Texte à examiner:
◇ ◇ ◇ ◇ ◇ ◇ ◇

Face à la presse ce samedi 11 avril à Kinshasa, le député national Patrick Munyomo, élu de la ville de Goma a relayé un message d’espoir du Chef de l’État Félix Tshisekedi, concernant la crise sécuritaire dans l’Est de la République démocratique du Congo.
Parallèlement à cette annonce, ce membre de l’Union sacrée de la Nation a déposé un cahier des charges exhaustif auprès des institutions pour répondre à l’urgence humanitaire au Nord-Kivu.
Porteur d’une mission explicite de la part de la présidence, l’élu de la « capitale-martyre » s’est fait le pont entre le sommet de l’État et une base populaire dont la résilience est mise à rude épreuve.
« J’ai été instruit personnellement par le Chef de l’État, Félix Tshisekedi, pour annoncer aux enfants de Goma que la paix n’est qu’une question de temps », a-t-il affirmé avec conviction.

◇ ◇ ◇ ◇ ◇ ◇ ◇

Matériel fourni:
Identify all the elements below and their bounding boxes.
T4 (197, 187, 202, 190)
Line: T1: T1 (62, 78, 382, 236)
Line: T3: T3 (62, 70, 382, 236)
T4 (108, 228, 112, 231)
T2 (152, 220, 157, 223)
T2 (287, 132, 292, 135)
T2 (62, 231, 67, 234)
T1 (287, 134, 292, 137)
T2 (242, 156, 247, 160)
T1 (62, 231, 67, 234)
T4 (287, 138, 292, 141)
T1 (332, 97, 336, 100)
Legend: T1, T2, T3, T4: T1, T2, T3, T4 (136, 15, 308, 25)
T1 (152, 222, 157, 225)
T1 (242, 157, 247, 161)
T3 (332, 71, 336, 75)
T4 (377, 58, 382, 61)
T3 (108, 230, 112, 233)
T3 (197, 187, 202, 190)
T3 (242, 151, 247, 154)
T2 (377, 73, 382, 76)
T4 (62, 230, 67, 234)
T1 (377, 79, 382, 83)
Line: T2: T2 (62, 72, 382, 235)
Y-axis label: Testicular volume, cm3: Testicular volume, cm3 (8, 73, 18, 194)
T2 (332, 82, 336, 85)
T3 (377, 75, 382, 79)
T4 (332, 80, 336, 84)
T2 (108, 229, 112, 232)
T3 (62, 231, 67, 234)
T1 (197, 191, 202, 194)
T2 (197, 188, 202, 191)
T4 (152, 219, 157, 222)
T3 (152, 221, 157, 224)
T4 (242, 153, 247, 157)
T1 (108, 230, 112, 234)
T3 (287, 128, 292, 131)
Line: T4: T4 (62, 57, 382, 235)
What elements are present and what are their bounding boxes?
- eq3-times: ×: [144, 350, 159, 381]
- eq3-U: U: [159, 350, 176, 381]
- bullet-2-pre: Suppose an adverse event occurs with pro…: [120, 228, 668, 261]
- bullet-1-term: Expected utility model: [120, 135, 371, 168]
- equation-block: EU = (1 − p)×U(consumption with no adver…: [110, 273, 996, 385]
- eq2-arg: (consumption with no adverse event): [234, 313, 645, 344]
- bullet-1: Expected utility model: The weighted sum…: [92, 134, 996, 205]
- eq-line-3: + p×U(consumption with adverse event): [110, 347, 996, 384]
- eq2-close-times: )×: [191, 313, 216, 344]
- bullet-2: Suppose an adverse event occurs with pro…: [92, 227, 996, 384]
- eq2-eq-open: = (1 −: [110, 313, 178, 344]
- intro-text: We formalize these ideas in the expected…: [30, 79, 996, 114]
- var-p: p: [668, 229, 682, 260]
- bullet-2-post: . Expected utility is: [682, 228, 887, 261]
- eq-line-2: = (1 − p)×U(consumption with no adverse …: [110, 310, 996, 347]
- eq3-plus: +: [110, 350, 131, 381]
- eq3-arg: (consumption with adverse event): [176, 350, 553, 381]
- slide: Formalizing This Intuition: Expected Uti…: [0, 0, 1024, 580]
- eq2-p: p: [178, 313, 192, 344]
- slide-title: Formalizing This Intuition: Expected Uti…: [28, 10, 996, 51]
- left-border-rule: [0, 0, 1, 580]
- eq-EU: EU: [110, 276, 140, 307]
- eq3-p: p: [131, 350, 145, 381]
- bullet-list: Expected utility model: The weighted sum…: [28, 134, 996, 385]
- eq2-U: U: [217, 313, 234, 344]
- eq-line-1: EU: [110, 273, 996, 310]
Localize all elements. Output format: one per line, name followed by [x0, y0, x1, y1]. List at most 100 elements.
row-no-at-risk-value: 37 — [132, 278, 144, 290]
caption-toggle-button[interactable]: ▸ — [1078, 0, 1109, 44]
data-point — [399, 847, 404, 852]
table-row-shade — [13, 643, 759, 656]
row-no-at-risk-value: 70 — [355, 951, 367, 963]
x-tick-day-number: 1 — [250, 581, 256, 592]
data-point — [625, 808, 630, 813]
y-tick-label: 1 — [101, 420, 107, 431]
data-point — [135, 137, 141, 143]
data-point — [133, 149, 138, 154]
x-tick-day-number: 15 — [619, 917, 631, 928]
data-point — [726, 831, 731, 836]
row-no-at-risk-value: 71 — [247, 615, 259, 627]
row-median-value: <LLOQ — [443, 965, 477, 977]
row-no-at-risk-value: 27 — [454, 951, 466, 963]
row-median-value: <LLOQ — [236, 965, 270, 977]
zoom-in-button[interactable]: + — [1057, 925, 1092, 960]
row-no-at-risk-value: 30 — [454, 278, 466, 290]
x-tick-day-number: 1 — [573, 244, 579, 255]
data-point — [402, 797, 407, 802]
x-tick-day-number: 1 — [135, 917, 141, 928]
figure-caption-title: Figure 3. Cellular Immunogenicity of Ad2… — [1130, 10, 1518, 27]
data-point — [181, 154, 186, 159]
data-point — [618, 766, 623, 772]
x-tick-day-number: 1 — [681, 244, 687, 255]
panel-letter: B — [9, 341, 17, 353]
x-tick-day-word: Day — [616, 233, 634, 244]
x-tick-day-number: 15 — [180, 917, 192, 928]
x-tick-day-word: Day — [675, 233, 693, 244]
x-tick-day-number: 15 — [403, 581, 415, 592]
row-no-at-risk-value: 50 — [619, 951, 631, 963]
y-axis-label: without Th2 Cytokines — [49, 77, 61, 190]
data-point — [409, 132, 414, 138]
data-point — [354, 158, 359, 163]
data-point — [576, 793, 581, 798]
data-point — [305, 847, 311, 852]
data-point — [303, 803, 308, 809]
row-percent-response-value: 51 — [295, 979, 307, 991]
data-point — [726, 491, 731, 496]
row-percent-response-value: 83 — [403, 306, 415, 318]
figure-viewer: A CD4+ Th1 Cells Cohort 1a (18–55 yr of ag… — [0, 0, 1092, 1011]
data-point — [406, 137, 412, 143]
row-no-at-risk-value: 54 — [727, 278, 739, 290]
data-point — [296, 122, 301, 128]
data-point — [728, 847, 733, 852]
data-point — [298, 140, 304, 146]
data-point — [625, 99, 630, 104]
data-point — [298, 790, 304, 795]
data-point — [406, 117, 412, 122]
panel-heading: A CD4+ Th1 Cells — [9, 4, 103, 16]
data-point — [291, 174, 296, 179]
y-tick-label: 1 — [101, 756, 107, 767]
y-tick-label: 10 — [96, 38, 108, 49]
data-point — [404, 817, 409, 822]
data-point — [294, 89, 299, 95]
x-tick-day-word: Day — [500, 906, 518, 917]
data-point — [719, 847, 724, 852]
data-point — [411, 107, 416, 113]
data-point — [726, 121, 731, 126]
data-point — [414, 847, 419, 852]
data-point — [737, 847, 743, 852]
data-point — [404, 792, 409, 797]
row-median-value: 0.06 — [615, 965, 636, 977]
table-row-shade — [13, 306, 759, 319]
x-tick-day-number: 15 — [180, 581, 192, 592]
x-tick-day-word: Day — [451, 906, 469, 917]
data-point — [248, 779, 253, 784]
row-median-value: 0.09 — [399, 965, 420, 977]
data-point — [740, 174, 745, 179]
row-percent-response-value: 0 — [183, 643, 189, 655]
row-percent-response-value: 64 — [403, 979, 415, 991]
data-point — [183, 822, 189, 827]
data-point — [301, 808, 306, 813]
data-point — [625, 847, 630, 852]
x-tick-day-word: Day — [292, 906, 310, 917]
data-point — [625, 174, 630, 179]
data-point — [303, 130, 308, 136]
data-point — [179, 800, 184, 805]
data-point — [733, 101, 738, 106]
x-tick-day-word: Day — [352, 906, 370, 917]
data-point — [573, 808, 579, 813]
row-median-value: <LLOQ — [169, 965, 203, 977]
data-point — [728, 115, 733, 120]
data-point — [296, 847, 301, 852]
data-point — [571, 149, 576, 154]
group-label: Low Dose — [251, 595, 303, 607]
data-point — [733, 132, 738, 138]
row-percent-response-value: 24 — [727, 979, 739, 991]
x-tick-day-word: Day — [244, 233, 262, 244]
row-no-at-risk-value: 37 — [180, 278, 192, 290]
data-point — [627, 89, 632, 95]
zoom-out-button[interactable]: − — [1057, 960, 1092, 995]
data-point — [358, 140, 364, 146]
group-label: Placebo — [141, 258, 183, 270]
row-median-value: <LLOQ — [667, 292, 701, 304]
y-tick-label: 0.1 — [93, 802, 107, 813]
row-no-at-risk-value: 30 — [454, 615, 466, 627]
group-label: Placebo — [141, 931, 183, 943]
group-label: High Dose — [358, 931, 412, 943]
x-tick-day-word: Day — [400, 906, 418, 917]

◇ ◇ ◇ ◇ ◇ ◇ ◇

Consignes:
1. Dans le texte à examiner, de quelle ville Patrick Munyomo est-il l'élu ?
2. Recopiez s'il vous plaît le passage du texte à examiner qui va de « Face à la presse » jusqu'à « humanitaire au Nord-Kivu. ».

Réponses par tâche:
1. De la ville de Goma.

2.
Face à la presse ce samedi 11 avril à Kinshasa, le député national Patrick Munyomo, élu de la ville de Goma a relayé un message d’espoir du Chef de l’État Félix Tshisekedi, concernant la crise sécuritaire dans l’Est de la République démocratique du Congo.
Parallèlement à cette annonce, ce membre de l’Union sacrée de la Nation a déposé un cahier des charges exhaustif auprès des institutions pour répondre à l’urgence humanitaire au Nord-Kivu.